> **Problem requirements**
Report, as a bare number, how many lines contain the string "Give".
**** Material provided
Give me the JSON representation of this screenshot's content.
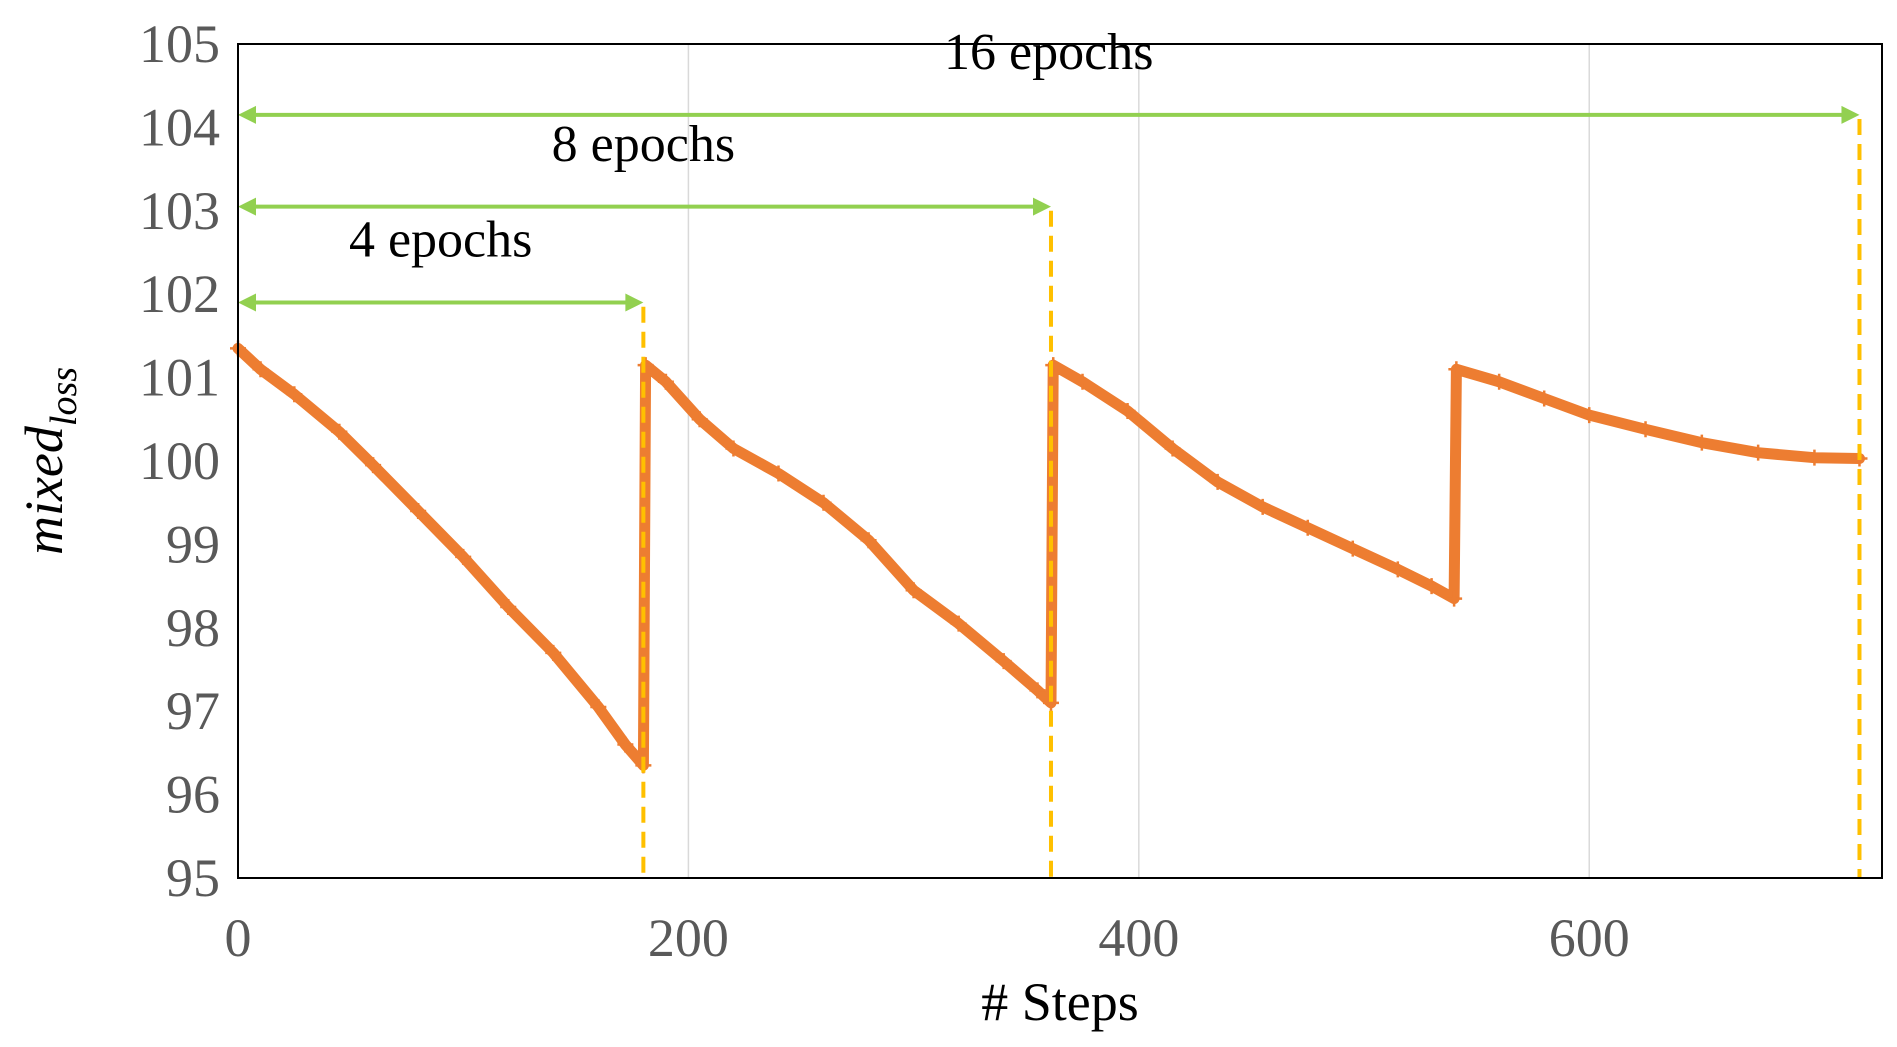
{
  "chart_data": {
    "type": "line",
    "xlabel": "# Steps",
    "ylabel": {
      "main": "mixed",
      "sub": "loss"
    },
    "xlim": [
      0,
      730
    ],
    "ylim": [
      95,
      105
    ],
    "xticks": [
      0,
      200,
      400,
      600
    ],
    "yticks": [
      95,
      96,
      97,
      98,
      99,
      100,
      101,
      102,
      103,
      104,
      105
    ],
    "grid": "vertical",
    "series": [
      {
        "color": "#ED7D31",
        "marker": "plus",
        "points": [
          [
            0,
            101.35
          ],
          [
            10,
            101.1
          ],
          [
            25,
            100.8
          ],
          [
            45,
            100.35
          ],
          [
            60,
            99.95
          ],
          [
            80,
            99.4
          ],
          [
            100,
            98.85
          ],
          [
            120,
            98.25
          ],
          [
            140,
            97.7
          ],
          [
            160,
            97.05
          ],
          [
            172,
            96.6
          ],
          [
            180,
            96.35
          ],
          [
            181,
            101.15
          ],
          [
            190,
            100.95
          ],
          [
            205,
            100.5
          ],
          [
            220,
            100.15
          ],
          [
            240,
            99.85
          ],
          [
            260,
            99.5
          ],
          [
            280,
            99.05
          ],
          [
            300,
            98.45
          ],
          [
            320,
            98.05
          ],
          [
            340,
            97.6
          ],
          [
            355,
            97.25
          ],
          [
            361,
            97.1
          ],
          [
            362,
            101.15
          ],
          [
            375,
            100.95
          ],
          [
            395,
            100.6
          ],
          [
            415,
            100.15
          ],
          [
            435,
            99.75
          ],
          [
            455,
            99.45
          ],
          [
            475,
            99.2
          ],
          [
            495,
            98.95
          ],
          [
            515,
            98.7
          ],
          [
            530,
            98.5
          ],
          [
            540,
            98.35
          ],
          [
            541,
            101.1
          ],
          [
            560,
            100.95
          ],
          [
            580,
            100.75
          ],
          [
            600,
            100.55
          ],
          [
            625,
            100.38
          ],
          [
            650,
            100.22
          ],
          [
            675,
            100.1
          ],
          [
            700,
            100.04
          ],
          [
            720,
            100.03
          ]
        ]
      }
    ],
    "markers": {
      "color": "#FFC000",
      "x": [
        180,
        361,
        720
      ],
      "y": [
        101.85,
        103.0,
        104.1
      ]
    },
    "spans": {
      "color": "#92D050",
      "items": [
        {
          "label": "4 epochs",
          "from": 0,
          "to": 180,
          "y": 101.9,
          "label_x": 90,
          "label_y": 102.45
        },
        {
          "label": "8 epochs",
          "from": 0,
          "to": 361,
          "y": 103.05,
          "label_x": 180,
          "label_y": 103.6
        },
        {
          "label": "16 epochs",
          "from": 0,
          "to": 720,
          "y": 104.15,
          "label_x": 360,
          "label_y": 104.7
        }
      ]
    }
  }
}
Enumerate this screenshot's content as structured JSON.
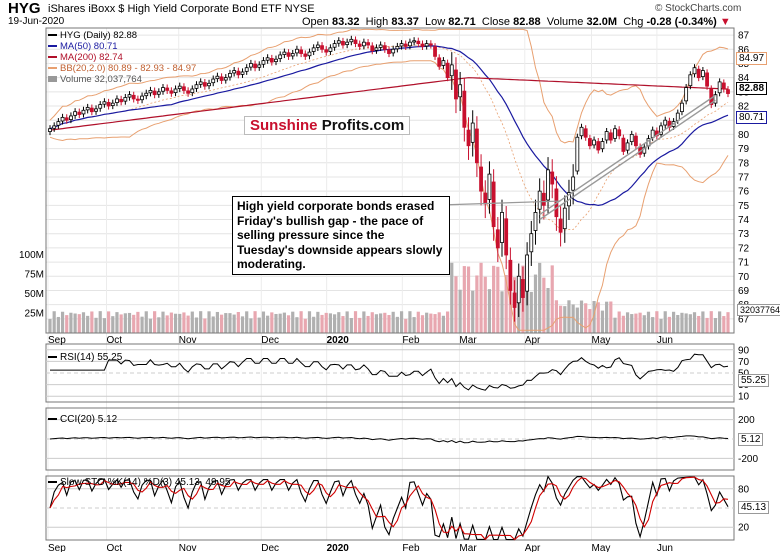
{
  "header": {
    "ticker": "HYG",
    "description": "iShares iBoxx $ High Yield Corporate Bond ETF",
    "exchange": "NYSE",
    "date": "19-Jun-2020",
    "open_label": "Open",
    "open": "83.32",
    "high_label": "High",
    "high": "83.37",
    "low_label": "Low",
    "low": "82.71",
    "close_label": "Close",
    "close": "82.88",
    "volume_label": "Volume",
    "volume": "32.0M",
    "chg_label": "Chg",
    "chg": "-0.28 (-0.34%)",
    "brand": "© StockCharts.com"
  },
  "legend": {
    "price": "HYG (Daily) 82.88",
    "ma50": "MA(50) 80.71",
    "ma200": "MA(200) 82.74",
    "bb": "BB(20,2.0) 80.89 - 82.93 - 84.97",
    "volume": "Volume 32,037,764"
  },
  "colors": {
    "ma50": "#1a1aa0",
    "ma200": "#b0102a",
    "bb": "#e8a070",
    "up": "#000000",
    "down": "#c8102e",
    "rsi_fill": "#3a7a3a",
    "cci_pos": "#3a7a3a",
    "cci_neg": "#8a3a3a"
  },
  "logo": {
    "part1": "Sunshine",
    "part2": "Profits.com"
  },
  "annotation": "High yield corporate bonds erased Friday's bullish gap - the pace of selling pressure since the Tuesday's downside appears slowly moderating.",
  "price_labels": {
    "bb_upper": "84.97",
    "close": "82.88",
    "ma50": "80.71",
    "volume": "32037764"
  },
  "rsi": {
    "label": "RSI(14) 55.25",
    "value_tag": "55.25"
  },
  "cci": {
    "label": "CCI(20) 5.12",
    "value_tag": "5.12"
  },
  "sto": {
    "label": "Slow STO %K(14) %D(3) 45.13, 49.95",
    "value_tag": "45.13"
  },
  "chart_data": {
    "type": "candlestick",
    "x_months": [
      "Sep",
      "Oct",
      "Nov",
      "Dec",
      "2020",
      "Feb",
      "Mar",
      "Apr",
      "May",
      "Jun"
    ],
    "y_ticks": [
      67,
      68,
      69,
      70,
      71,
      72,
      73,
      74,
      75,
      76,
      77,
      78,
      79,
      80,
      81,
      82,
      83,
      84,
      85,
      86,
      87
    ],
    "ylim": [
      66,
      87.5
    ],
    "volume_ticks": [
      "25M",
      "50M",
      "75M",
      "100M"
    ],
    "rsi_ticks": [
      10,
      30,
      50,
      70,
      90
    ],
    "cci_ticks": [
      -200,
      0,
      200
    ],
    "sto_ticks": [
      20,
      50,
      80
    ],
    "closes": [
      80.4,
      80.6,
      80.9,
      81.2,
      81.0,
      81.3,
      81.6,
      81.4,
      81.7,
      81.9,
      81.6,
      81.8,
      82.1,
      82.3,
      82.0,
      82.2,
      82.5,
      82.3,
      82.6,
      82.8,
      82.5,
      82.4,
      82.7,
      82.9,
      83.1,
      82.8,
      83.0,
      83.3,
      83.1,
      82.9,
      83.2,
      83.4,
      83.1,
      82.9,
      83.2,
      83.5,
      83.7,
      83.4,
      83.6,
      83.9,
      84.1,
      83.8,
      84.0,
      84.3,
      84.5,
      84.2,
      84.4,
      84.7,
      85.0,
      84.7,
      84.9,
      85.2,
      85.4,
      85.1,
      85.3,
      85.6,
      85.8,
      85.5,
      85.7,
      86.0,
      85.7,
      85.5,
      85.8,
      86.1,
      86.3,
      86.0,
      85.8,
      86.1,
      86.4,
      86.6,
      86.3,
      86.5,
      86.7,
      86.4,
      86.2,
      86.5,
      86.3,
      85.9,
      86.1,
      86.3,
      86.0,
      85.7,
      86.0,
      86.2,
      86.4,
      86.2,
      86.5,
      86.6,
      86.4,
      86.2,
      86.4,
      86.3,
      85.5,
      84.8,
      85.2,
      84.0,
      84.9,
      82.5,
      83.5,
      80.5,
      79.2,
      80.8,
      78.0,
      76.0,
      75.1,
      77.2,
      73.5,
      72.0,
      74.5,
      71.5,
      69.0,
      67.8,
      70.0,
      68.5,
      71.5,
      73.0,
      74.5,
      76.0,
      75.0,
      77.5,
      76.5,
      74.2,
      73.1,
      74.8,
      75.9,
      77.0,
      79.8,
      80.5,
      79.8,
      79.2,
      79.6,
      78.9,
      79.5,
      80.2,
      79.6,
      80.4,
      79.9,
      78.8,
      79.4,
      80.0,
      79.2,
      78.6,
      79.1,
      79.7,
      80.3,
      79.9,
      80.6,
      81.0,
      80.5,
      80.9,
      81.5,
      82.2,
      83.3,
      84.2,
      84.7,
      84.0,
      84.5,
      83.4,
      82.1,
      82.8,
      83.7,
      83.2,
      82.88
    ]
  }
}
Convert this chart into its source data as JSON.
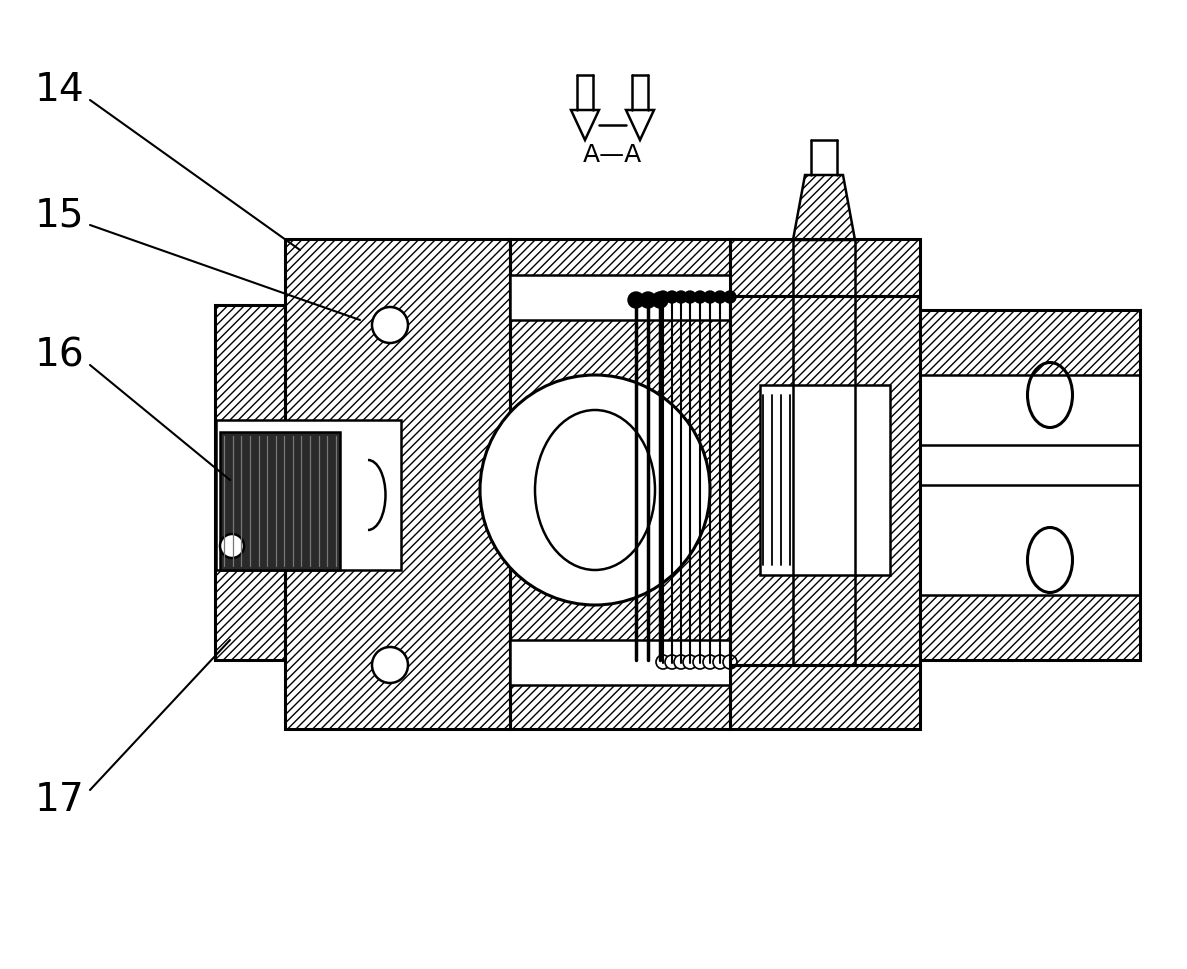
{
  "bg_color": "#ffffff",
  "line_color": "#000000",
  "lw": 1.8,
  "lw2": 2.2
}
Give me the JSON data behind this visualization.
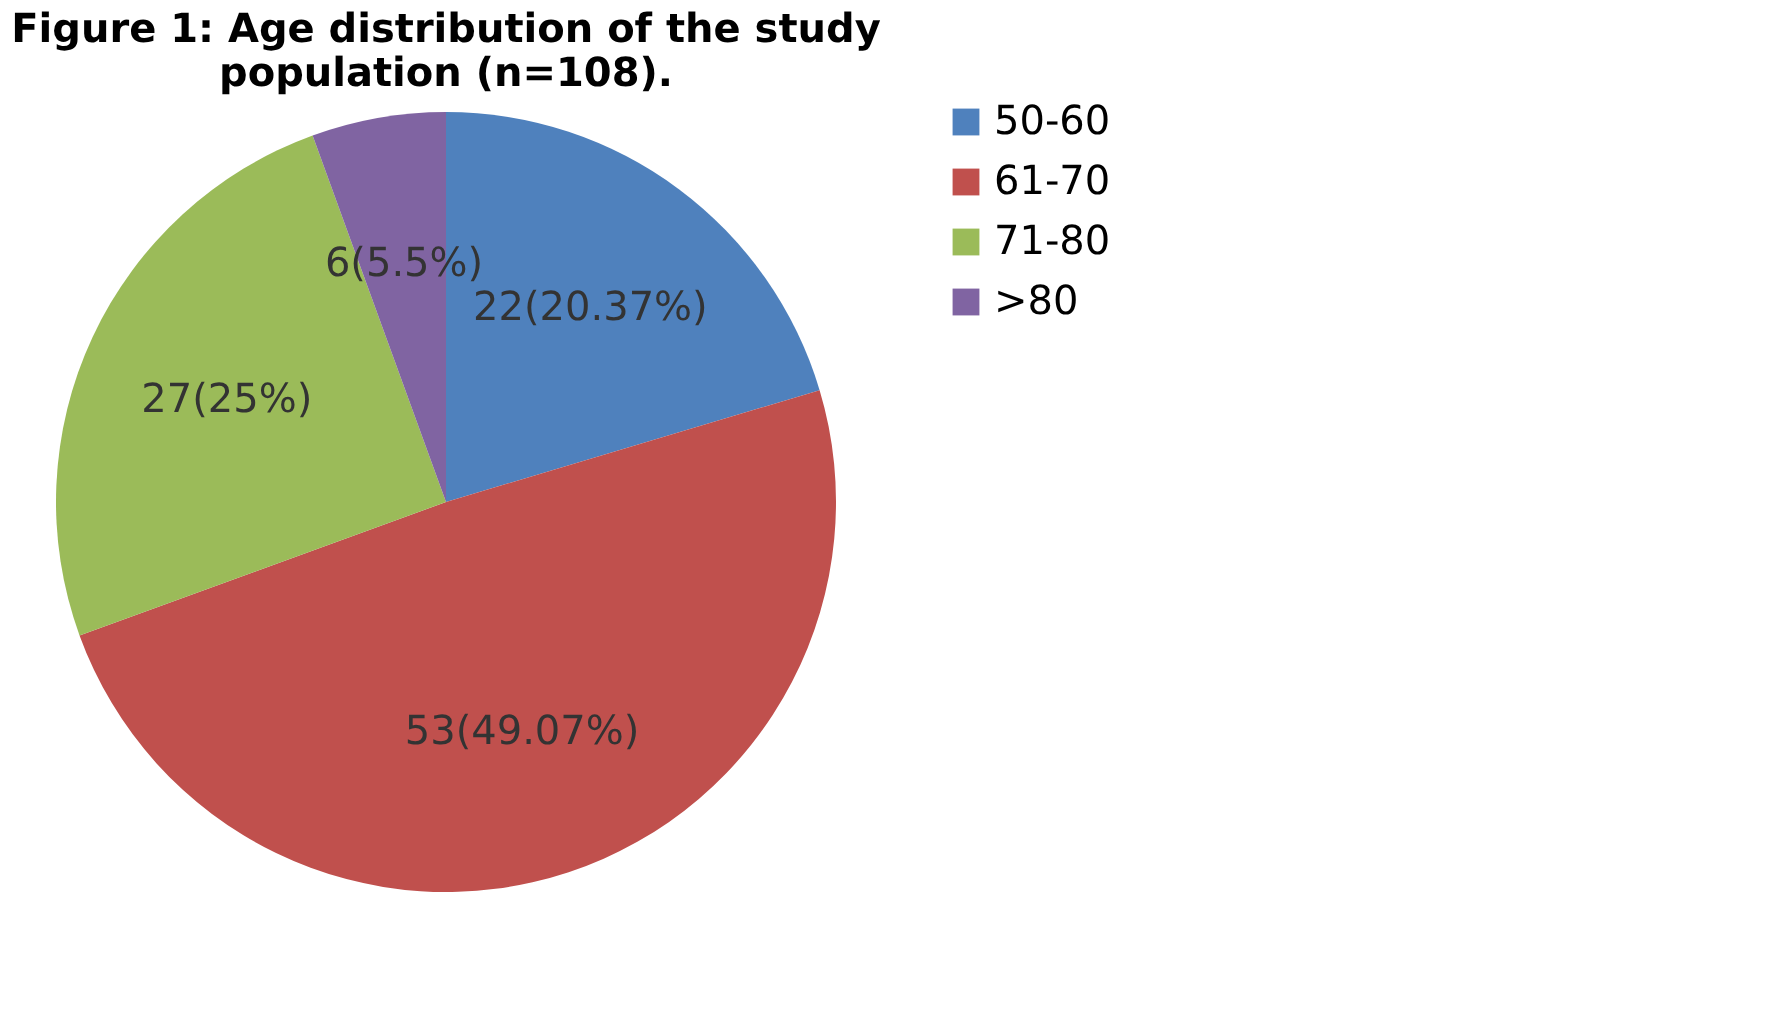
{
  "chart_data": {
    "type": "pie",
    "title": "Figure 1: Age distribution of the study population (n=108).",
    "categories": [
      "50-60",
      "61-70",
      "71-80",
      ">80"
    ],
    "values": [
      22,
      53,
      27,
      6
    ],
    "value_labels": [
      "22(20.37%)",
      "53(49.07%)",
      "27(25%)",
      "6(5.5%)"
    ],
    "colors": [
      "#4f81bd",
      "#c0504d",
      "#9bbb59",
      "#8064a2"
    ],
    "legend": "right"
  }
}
********
> **Task output**
2